* _Given task_
Look through the material below for "grid". Copy every line that contains it.

(Items from a figure collection)
========================

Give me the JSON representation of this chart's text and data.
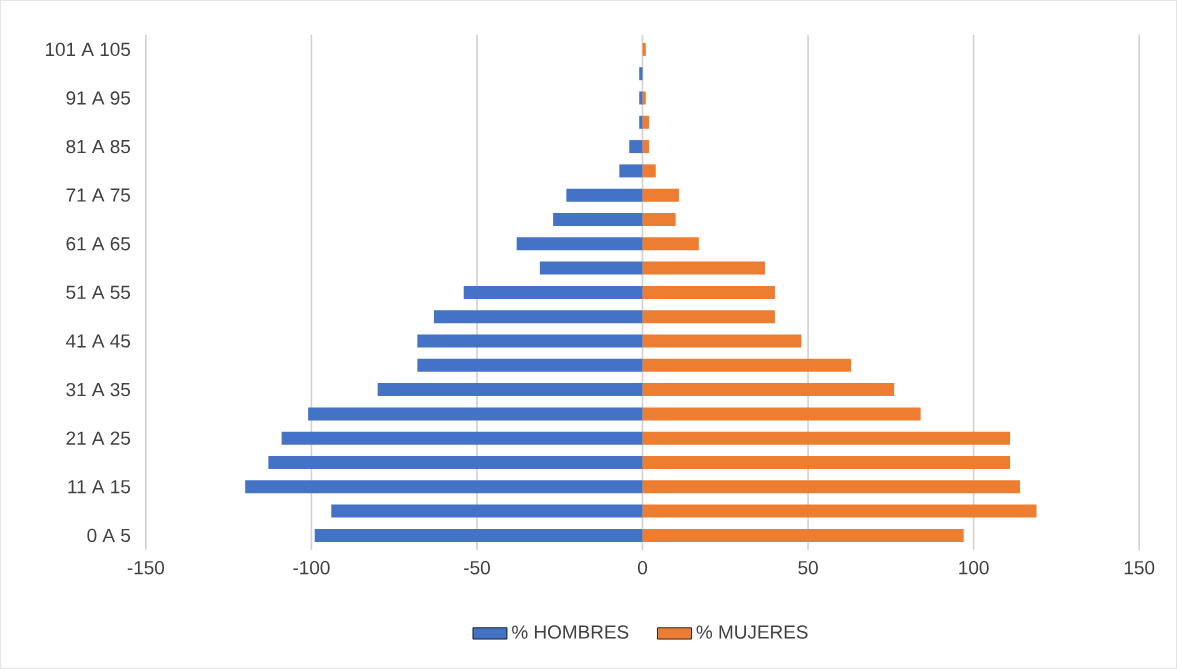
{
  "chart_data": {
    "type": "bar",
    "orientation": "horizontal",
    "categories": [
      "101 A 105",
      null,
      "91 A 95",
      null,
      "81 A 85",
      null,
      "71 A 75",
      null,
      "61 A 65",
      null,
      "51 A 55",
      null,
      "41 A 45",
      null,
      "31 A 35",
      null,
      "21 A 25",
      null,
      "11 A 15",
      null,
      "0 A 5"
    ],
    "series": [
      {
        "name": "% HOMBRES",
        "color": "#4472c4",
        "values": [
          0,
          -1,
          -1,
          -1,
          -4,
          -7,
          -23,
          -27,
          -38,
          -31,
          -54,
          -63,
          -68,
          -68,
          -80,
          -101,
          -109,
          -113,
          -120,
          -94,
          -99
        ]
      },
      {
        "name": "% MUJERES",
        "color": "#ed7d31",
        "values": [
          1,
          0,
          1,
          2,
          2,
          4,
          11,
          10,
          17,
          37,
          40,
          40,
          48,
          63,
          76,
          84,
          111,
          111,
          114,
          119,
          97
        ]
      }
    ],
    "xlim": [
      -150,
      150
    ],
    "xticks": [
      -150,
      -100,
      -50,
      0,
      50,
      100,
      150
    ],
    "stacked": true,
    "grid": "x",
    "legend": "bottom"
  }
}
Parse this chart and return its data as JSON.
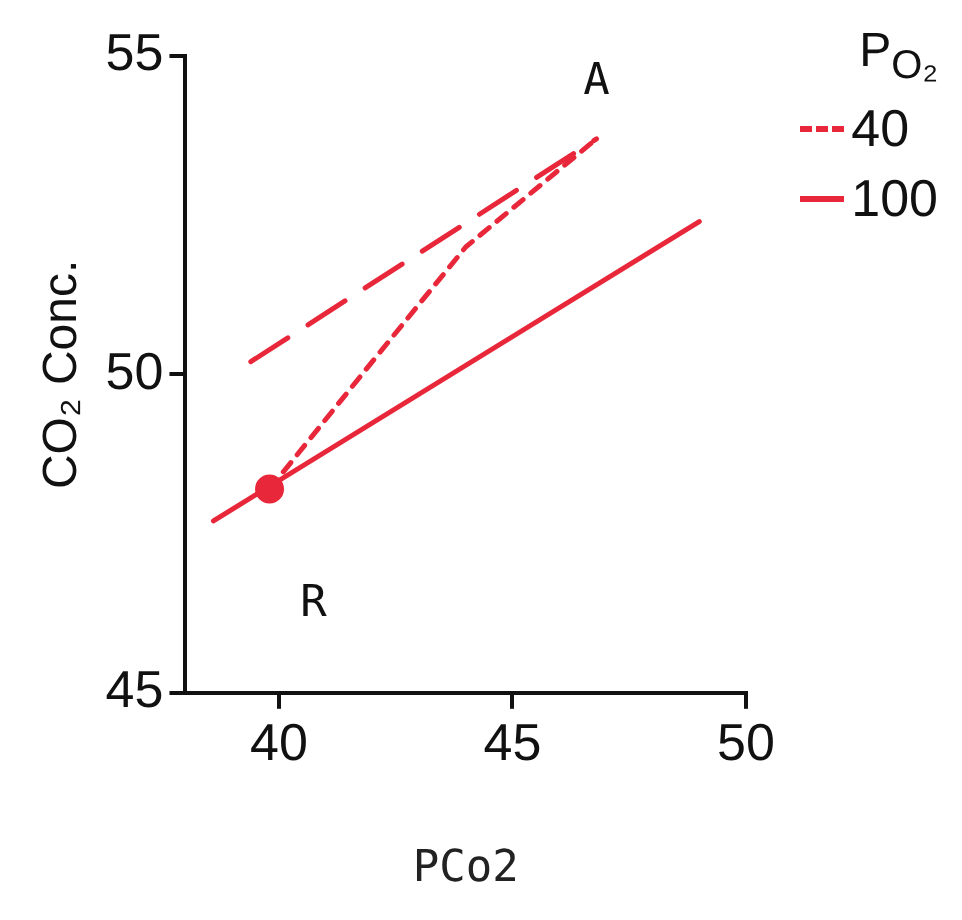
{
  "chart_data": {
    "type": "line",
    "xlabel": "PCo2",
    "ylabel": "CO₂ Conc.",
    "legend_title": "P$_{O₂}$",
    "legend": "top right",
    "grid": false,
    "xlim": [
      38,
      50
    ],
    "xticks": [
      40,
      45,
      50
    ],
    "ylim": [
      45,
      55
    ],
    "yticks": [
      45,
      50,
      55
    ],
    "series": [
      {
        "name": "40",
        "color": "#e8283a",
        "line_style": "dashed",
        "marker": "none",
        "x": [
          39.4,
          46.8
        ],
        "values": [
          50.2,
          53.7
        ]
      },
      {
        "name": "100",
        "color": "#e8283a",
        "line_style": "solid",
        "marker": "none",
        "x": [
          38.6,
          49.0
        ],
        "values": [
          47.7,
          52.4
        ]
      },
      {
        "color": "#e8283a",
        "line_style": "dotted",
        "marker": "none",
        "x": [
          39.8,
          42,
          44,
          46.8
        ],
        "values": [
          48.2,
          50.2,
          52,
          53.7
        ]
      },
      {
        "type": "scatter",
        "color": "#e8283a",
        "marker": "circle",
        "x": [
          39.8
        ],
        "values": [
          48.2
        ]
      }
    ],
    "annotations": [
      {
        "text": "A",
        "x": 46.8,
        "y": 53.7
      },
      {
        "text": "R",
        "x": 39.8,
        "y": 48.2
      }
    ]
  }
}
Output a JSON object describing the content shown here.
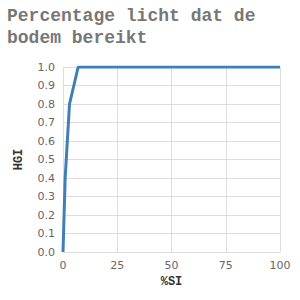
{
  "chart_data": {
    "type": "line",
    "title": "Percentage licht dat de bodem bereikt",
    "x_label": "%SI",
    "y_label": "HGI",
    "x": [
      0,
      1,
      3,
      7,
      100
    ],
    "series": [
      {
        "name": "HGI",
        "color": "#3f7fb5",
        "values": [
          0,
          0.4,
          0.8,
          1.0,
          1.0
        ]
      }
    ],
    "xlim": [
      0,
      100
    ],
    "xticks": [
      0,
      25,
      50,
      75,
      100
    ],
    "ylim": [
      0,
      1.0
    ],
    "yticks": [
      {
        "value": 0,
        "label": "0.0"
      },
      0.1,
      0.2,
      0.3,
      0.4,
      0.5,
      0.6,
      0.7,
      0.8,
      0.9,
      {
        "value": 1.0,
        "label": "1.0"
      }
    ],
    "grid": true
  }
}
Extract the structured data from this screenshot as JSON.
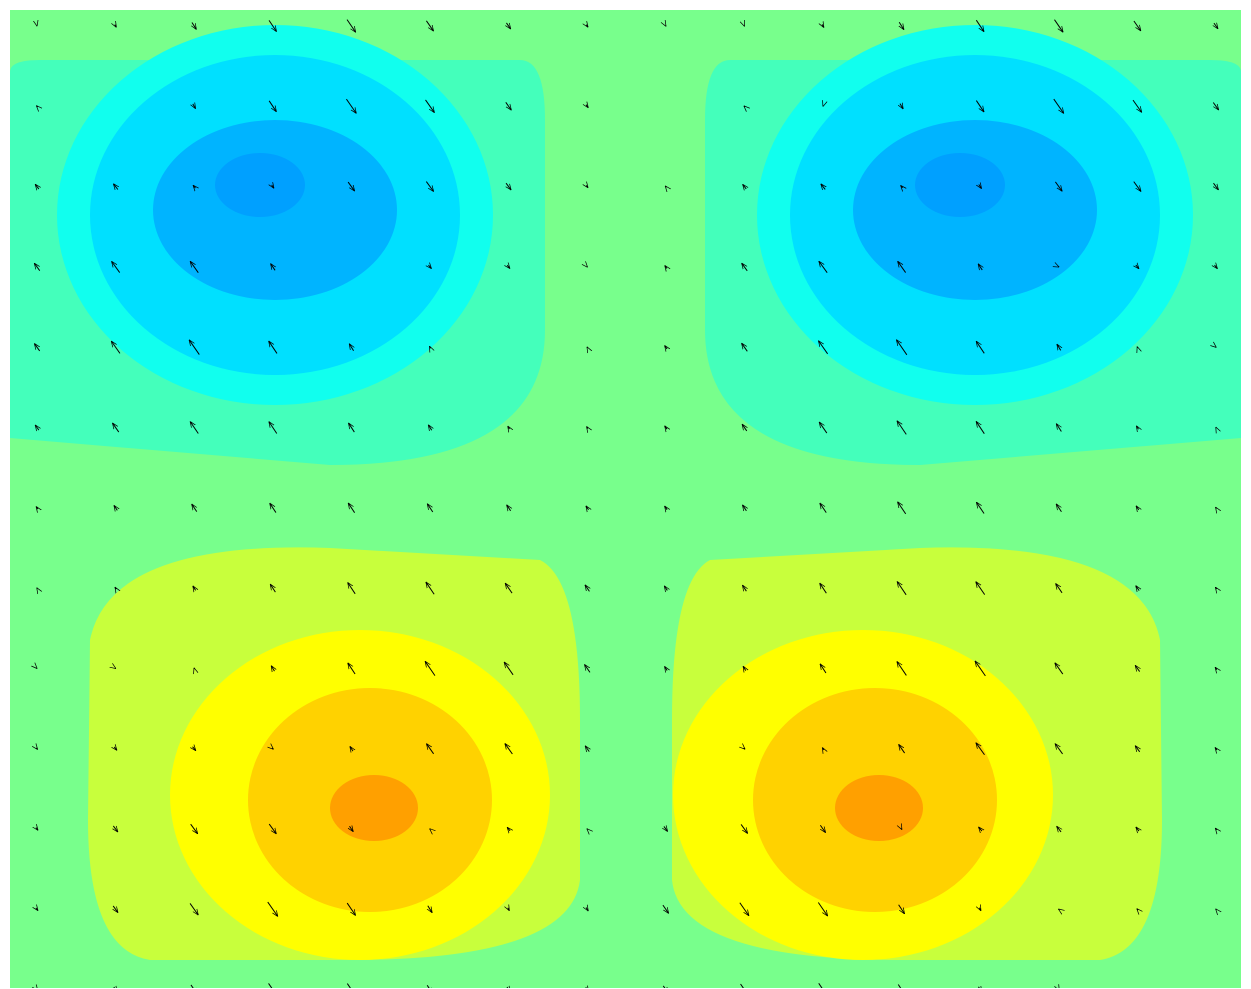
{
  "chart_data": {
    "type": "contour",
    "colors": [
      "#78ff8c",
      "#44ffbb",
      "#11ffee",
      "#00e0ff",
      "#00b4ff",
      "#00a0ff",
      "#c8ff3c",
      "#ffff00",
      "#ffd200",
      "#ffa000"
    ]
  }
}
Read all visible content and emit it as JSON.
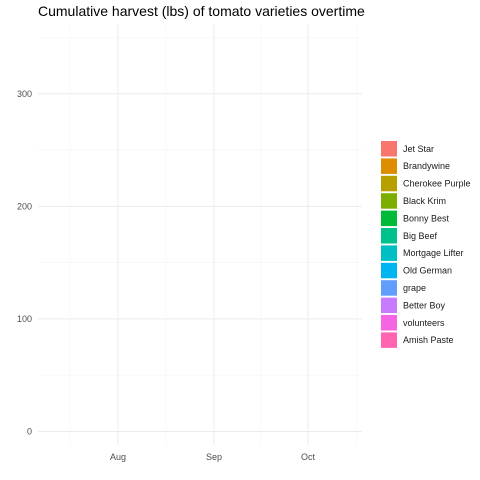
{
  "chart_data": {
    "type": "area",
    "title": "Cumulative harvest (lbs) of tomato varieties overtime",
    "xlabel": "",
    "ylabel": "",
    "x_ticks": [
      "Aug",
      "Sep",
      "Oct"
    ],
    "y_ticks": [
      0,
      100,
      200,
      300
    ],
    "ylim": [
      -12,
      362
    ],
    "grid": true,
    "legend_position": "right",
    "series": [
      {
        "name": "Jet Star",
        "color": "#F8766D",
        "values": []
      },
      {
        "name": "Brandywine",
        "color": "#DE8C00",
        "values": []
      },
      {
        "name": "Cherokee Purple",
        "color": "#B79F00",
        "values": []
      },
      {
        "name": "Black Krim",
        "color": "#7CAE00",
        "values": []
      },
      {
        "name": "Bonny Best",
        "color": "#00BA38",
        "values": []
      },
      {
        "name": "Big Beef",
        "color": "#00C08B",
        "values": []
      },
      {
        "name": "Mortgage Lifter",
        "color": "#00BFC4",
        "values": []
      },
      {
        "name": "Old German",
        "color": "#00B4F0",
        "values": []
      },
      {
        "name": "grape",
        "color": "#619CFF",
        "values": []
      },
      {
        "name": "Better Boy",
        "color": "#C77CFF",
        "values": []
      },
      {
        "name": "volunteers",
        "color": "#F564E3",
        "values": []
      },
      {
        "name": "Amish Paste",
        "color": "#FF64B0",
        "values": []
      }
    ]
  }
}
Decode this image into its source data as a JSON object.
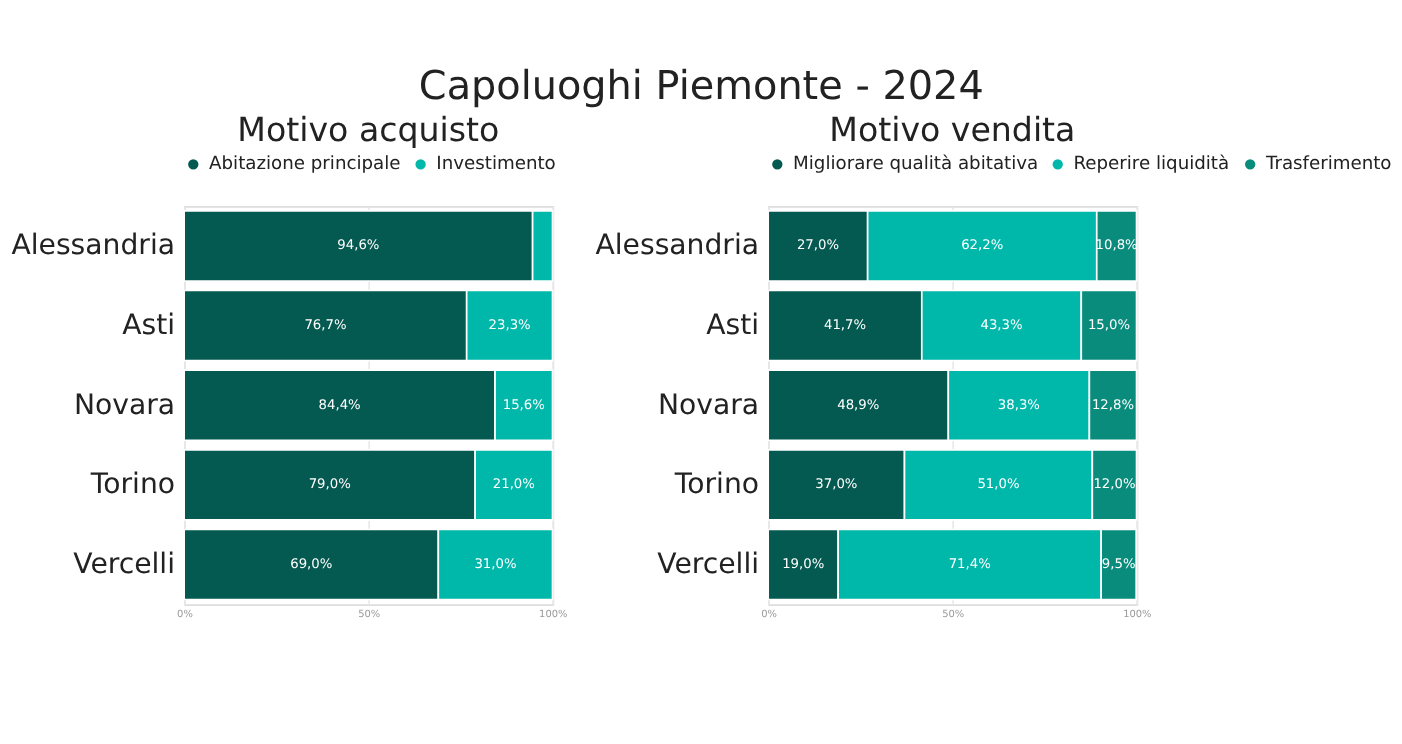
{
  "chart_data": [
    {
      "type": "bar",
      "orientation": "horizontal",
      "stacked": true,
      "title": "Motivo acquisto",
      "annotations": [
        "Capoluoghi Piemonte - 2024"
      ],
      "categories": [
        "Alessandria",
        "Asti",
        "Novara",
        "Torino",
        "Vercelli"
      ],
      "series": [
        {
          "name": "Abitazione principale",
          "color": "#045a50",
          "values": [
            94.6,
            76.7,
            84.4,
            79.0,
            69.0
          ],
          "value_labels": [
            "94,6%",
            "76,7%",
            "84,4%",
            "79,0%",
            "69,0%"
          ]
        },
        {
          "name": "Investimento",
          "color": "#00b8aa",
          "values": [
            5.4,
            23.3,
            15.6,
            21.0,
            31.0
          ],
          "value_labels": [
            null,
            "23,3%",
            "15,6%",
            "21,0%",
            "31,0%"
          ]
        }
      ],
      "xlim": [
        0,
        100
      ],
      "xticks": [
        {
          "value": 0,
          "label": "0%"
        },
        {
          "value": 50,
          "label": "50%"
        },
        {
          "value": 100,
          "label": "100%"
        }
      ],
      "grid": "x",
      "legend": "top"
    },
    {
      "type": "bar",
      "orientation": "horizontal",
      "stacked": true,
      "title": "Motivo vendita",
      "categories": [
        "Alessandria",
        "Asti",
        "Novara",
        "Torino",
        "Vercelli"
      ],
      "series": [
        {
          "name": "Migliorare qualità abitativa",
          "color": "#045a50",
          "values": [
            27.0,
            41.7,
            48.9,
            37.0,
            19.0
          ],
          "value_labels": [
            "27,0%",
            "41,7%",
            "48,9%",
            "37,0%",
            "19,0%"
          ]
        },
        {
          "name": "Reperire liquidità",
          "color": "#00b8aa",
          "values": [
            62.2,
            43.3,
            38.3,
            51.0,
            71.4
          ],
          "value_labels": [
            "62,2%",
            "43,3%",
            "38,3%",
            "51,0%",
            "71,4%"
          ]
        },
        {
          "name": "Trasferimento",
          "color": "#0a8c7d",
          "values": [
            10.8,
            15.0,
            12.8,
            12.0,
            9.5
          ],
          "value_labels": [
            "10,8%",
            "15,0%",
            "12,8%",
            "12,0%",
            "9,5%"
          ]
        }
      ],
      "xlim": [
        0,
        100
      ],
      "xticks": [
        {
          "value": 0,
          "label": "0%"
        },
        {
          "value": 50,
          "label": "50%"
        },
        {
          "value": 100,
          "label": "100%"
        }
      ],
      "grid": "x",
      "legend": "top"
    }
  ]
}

========================

* _Written solution_
    "grid": "x",
    "grid": false,
    "grid": true
    "grid": true,
      "grid": "x",
      "grid": "x",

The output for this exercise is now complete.